**GIVEN INSTRUCTION:** Reproduce every record below exactly as written, leaving out any pictures.

Records from a collection
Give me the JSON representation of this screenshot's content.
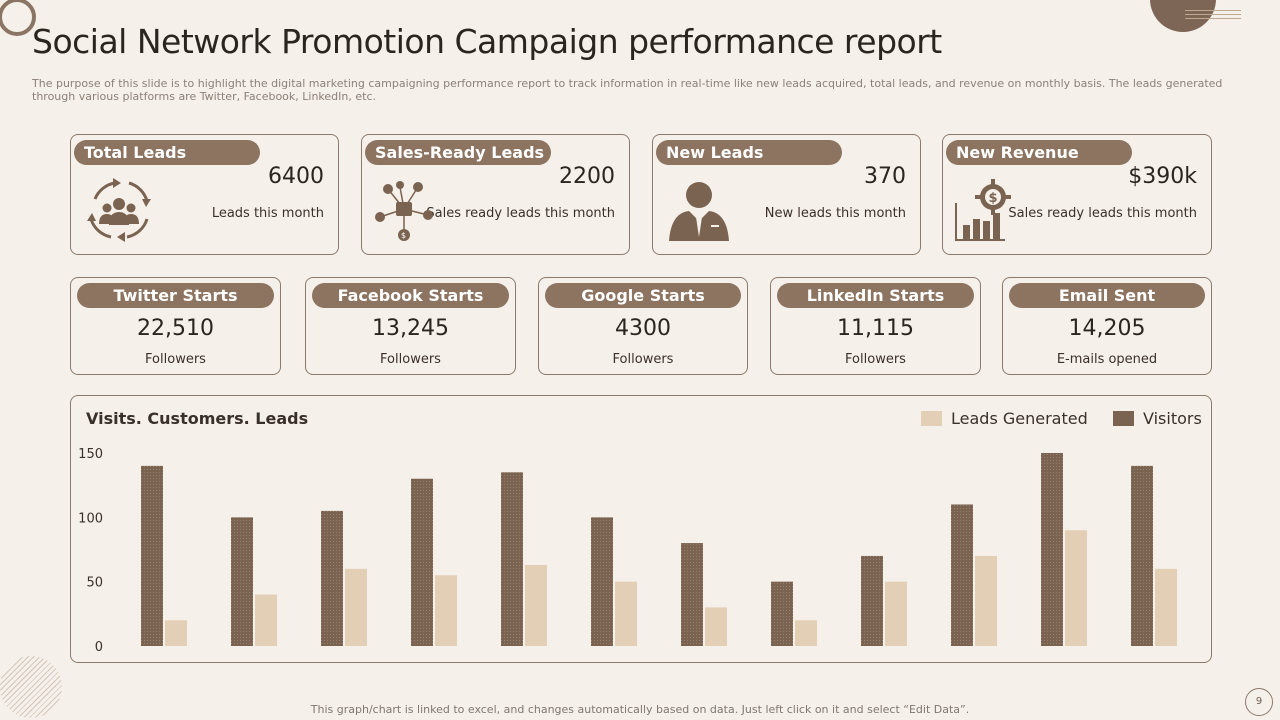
{
  "title": "Social Network Promotion Campaign performance report",
  "subtitle": "The purpose of this slide is to highlight the digital marketing campaigning performance report to track information in real-time like new leads acquired, total leads, and revenue on monthly basis. The leads generated through various platforms are Twitter, Facebook, LinkedIn, etc.",
  "kpis": [
    {
      "label": "Total Leads",
      "value": "6400",
      "caption": "Leads this month",
      "icon": "team-cycle-icon"
    },
    {
      "label": "Sales-Ready Leads",
      "value": "2200",
      "caption": "Sales ready leads this month",
      "icon": "network-hub-icon"
    },
    {
      "label": "New Leads",
      "value": "370",
      "caption": "New leads this month",
      "icon": "businessman-icon"
    },
    {
      "label": "New Revenue",
      "value": "$390k",
      "caption": "Sales ready leads this month",
      "icon": "revenue-growth-icon"
    }
  ],
  "channels": [
    {
      "label": "Twitter Starts",
      "value": "22,510",
      "caption": "Followers"
    },
    {
      "label": "Facebook Starts",
      "value": "13,245",
      "caption": "Followers"
    },
    {
      "label": "Google Starts",
      "value": "4300",
      "caption": "Followers"
    },
    {
      "label": "LinkedIn Starts",
      "value": "11,115",
      "caption": "Followers"
    },
    {
      "label": "Email Sent",
      "value": "14,205",
      "caption": "E-mails opened"
    }
  ],
  "chart_data": {
    "type": "bar",
    "title": "Visits. Customers. Leads",
    "categories": [
      "",
      "",
      "",
      "",
      "",
      "",
      "",
      "",
      "",
      "",
      "",
      ""
    ],
    "series": [
      {
        "name": "Visitors",
        "color": "#7a6350",
        "values": [
          140,
          100,
          105,
          130,
          135,
          100,
          80,
          50,
          70,
          110,
          150,
          140
        ]
      },
      {
        "name": "Leads Generated",
        "color": "#e3cfb6",
        "values": [
          20,
          40,
          60,
          55,
          63,
          50,
          30,
          20,
          50,
          70,
          90,
          60
        ]
      }
    ],
    "legend_order": [
      "Leads Generated",
      "Visitors"
    ],
    "yticks": [
      0,
      50,
      100,
      150
    ],
    "ylim": [
      0,
      150
    ],
    "legend": "top-right",
    "grid": false
  },
  "footer": "This graph/chart is linked to excel,  and changes automatically based on data. Just left click on it and select “Edit Data”.",
  "page_number": "9"
}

**PROBLEM SOLUTION:**
Give me the JSON representation of this screenshot's content.
{
  "title": "Social Network Promotion Campaign performance report",
  "subtitle": "The purpose of this slide is to highlight the digital marketing campaigning performance report to track information in real-time like new leads acquired, total leads, and revenue on monthly basis. The leads generated through various platforms are Twitter, Facebook, LinkedIn, etc.",
  "kpis": [
    {
      "label": "Total Leads",
      "value": "6400",
      "caption": "Leads this month",
      "icon": "team-cycle-icon"
    },
    {
      "label": "Sales-Ready Leads",
      "value": "2200",
      "caption": "Sales ready leads this month",
      "icon": "network-hub-icon"
    },
    {
      "label": "New Leads",
      "value": "370",
      "caption": "New leads this month",
      "icon": "businessman-icon"
    },
    {
      "label": "New Revenue",
      "value": "$390k",
      "caption": "Sales ready leads this month",
      "icon": "revenue-growth-icon"
    }
  ],
  "channels": [
    {
      "label": "Twitter Starts",
      "value": "22,510",
      "caption": "Followers"
    },
    {
      "label": "Facebook Starts",
      "value": "13,245",
      "caption": "Followers"
    },
    {
      "label": "Google Starts",
      "value": "4300",
      "caption": "Followers"
    },
    {
      "label": "LinkedIn Starts",
      "value": "11,115",
      "caption": "Followers"
    },
    {
      "label": "Email Sent",
      "value": "14,205",
      "caption": "E-mails opened"
    }
  ],
  "chart_data": {
    "type": "bar",
    "title": "Visits. Customers. Leads",
    "categories": [
      "",
      "",
      "",
      "",
      "",
      "",
      "",
      "",
      "",
      "",
      "",
      ""
    ],
    "series": [
      {
        "name": "Visitors",
        "color": "#7a6350",
        "values": [
          140,
          100,
          105,
          130,
          135,
          100,
          80,
          50,
          70,
          110,
          150,
          140
        ]
      },
      {
        "name": "Leads Generated",
        "color": "#e3cfb6",
        "values": [
          20,
          40,
          60,
          55,
          63,
          50,
          30,
          20,
          50,
          70,
          90,
          60
        ]
      }
    ],
    "legend_order": [
      "Leads Generated",
      "Visitors"
    ],
    "yticks": [
      0,
      50,
      100,
      150
    ],
    "ylim": [
      0,
      150
    ],
    "legend": "top-right",
    "grid": false
  },
  "footer": "This graph/chart is linked to excel,  and changes automatically based on data. Just left click on it and select “Edit Data”.",
  "page_number": "9"
}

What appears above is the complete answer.